Excerpt from a dataset
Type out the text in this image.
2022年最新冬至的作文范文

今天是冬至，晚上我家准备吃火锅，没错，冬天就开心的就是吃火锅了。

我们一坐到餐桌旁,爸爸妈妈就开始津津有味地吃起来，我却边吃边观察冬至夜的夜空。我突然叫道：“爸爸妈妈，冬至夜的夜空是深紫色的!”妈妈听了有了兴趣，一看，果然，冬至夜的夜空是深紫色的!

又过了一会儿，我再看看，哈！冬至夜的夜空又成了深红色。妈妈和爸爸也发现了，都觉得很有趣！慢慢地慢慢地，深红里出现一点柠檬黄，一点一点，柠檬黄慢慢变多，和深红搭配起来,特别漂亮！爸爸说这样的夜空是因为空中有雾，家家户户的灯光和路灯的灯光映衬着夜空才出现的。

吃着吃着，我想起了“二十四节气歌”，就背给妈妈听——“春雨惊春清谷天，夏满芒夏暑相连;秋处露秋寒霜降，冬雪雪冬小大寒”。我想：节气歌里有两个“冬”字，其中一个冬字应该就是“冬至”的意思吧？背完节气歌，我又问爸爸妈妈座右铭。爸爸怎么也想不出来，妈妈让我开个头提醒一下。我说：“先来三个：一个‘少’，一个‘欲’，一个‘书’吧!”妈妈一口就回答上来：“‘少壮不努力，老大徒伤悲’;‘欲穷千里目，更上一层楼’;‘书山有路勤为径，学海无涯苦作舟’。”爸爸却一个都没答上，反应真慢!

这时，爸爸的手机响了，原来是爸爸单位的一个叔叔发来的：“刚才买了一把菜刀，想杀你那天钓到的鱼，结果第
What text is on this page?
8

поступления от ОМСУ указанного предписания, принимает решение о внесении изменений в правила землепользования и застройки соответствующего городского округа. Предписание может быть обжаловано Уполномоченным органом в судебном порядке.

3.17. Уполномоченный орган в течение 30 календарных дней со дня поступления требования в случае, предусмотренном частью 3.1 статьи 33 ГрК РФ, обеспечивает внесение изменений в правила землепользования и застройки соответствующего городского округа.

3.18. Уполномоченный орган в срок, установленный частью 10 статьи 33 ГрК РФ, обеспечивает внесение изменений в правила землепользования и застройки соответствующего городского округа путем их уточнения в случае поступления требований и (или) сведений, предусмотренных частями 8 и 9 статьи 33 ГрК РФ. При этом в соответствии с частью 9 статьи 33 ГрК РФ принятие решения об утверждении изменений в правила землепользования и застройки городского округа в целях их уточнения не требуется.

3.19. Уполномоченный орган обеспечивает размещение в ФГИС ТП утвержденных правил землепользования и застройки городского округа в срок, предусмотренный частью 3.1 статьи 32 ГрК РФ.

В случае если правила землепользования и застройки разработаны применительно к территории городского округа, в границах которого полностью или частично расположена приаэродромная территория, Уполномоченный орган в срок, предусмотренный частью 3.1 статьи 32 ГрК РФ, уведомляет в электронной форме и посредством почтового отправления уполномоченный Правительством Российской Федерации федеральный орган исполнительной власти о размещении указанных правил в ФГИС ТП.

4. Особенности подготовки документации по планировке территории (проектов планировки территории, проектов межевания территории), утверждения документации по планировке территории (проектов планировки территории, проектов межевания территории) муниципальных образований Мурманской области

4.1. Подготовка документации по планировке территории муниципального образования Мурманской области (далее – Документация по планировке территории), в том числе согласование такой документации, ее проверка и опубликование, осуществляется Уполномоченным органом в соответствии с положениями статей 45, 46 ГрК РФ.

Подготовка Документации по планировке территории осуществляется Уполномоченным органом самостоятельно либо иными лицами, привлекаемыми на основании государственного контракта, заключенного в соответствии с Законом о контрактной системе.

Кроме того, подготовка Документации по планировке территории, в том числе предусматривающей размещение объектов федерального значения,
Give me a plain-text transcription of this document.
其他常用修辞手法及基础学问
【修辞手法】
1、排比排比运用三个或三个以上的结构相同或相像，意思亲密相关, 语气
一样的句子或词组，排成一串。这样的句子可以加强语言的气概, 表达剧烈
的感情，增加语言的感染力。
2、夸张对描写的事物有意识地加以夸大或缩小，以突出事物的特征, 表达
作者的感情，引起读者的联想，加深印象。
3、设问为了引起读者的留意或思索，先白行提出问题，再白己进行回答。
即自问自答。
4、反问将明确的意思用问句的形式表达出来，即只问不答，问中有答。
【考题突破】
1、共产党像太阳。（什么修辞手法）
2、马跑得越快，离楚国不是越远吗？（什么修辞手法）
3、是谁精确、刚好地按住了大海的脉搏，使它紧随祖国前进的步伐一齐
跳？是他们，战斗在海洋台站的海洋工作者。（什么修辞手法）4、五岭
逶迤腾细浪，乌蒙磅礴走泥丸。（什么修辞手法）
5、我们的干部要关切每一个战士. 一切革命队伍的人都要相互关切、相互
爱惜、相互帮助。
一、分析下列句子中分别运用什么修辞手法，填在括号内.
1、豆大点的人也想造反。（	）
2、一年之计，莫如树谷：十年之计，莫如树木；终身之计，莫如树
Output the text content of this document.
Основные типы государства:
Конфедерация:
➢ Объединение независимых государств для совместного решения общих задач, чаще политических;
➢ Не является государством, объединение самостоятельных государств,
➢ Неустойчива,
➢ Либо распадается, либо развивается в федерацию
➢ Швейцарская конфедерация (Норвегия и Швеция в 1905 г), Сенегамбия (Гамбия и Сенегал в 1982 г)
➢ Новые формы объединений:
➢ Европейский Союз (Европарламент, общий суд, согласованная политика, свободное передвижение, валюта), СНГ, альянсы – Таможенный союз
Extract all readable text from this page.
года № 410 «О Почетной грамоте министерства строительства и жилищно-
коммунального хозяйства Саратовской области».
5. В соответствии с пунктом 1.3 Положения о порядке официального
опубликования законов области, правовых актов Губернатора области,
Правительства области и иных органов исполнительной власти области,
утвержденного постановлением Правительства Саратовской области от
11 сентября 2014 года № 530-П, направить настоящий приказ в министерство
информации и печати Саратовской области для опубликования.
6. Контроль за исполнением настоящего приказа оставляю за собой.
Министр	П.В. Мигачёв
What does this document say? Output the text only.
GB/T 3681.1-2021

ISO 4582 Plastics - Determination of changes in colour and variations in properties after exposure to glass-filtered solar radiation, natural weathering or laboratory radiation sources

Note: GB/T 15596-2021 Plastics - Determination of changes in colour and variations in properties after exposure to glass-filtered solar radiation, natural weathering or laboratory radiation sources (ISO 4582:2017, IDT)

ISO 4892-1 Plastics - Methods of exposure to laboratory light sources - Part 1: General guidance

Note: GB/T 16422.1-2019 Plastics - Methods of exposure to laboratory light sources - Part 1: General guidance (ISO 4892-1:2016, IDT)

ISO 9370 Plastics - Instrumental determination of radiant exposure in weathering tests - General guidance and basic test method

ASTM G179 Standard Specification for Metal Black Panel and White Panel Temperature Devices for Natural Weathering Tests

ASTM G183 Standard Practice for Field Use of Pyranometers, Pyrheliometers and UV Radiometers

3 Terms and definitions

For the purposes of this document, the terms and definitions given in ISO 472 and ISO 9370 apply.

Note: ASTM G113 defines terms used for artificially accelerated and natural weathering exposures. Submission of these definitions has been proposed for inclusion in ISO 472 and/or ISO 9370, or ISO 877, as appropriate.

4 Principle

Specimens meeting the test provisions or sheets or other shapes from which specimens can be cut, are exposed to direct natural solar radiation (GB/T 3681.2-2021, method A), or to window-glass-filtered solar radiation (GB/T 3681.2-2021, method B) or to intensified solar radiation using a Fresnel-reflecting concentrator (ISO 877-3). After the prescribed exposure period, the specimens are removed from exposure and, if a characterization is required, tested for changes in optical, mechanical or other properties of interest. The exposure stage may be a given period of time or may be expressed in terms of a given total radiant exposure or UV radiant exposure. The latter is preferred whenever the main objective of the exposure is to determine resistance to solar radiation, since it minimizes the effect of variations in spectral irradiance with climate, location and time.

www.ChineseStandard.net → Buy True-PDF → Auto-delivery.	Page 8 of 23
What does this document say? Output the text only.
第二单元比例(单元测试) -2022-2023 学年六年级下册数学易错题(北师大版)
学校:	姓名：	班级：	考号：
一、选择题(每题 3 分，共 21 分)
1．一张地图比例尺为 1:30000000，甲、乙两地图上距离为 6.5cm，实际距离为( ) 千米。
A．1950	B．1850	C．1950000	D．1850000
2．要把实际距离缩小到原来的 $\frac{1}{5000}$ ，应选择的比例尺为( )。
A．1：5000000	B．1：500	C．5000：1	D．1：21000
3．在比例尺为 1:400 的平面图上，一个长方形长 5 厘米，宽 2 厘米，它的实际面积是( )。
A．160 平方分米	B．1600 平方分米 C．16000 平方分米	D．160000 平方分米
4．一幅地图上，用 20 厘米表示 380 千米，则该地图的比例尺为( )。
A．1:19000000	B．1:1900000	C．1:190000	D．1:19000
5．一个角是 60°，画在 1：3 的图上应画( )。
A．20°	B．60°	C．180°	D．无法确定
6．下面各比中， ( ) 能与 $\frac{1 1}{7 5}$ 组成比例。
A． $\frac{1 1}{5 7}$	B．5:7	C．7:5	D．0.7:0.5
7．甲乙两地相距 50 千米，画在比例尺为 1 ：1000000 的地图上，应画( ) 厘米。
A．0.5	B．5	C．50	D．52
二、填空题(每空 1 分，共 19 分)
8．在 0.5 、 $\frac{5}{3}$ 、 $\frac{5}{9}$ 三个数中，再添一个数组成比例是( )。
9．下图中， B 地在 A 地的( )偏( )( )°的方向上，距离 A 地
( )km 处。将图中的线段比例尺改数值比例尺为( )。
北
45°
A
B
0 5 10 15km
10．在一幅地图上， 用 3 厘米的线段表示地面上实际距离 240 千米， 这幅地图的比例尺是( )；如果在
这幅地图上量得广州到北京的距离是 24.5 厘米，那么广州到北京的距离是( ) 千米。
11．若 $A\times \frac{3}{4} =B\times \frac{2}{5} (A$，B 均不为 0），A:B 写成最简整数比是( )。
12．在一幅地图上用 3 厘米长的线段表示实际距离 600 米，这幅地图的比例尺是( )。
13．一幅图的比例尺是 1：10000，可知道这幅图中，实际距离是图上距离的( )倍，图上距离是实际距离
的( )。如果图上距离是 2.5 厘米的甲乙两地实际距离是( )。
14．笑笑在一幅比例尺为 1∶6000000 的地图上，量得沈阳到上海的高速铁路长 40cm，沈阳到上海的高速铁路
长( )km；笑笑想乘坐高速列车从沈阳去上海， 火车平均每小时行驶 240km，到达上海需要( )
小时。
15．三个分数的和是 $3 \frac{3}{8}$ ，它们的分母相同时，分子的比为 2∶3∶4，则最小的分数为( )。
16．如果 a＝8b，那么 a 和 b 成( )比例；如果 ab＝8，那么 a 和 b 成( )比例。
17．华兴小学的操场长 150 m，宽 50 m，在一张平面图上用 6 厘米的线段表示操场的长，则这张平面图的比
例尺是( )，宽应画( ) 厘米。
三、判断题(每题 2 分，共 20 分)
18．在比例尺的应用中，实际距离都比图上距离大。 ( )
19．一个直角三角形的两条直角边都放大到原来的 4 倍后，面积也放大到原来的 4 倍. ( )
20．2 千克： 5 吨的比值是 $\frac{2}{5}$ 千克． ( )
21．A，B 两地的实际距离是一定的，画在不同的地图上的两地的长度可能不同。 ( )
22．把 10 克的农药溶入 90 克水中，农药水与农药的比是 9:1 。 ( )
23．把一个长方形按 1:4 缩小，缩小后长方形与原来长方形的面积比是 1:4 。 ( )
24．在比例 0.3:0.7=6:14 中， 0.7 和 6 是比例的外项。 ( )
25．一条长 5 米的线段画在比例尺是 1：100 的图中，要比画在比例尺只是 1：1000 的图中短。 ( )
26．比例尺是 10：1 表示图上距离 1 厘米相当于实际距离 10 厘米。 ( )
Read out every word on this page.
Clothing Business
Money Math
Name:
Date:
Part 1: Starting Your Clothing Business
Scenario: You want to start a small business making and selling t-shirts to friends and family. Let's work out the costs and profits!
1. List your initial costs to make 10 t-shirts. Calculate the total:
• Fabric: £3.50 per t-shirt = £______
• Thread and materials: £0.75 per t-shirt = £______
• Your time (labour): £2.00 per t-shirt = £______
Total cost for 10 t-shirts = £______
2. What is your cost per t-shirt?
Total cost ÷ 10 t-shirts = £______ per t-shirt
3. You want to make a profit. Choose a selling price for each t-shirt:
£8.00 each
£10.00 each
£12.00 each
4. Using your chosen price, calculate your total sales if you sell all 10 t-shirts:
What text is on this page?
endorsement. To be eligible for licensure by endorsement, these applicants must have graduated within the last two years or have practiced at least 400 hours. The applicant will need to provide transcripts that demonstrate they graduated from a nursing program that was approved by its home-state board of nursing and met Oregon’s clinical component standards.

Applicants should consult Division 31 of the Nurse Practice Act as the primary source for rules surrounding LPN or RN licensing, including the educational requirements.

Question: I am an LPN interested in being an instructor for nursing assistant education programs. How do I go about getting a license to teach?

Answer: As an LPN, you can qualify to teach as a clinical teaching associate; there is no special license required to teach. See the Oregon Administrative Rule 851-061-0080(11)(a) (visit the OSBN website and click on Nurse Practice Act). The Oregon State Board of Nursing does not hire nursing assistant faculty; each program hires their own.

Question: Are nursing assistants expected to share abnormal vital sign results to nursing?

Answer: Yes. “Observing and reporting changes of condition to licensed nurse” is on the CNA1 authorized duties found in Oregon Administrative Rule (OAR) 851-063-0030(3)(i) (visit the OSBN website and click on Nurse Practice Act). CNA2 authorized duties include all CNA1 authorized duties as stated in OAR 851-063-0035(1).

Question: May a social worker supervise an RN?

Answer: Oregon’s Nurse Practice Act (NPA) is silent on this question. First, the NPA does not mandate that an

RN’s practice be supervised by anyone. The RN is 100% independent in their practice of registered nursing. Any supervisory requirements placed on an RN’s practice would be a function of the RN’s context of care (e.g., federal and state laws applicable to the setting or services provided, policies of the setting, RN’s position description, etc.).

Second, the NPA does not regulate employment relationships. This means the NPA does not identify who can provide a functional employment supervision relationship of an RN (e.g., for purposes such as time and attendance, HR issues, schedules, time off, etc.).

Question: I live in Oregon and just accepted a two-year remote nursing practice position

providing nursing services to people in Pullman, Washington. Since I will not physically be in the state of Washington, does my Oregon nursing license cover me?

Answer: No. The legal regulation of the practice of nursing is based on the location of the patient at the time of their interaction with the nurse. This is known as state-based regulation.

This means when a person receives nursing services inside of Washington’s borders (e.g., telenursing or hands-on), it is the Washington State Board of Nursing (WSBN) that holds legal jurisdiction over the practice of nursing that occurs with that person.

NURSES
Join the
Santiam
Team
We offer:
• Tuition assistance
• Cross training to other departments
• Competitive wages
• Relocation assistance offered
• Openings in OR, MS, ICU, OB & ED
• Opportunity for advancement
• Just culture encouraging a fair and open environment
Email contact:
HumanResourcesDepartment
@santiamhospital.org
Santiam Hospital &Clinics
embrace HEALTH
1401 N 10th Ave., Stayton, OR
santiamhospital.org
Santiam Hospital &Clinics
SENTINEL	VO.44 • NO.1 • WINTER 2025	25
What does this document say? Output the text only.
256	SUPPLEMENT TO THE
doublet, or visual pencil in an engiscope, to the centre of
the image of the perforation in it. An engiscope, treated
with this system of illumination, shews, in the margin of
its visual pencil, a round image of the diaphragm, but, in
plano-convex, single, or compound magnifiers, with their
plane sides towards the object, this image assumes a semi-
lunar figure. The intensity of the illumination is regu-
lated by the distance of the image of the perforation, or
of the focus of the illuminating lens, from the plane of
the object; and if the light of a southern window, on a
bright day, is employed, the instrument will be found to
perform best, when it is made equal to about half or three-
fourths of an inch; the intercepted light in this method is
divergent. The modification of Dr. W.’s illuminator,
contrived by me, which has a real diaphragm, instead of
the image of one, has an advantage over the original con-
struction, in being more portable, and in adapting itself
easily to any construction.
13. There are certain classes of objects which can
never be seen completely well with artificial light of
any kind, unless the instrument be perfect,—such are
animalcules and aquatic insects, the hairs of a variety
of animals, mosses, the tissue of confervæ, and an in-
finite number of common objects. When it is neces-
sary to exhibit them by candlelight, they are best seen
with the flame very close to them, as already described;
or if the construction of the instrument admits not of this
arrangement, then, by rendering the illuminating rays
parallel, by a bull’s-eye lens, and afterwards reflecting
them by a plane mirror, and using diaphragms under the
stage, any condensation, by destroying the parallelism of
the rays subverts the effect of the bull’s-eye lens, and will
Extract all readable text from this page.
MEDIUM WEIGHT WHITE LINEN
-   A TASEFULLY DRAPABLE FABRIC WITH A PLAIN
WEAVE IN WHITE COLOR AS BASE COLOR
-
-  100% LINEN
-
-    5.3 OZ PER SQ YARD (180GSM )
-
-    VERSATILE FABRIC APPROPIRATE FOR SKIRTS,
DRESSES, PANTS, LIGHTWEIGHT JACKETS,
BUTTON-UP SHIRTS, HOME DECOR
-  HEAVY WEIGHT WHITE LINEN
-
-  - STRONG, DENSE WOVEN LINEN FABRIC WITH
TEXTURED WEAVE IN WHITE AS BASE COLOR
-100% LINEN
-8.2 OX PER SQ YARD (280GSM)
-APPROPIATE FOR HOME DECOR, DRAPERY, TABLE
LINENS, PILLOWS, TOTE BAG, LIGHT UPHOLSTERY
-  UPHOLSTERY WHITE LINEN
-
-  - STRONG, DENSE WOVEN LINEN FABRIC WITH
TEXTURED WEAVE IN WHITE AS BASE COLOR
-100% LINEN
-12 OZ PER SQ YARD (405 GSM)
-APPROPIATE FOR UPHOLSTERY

*WHAT THE EXERCISE ASKS*: Find each line in the records holding the string "selling" and show it.

*TASK RESPONSE*:
Scenario: You want to start a small business making and selling t-shirts to friends and family. Let's work out the costs and profits!
3. You want to make a profit. Choose a selling price for each t-shirt:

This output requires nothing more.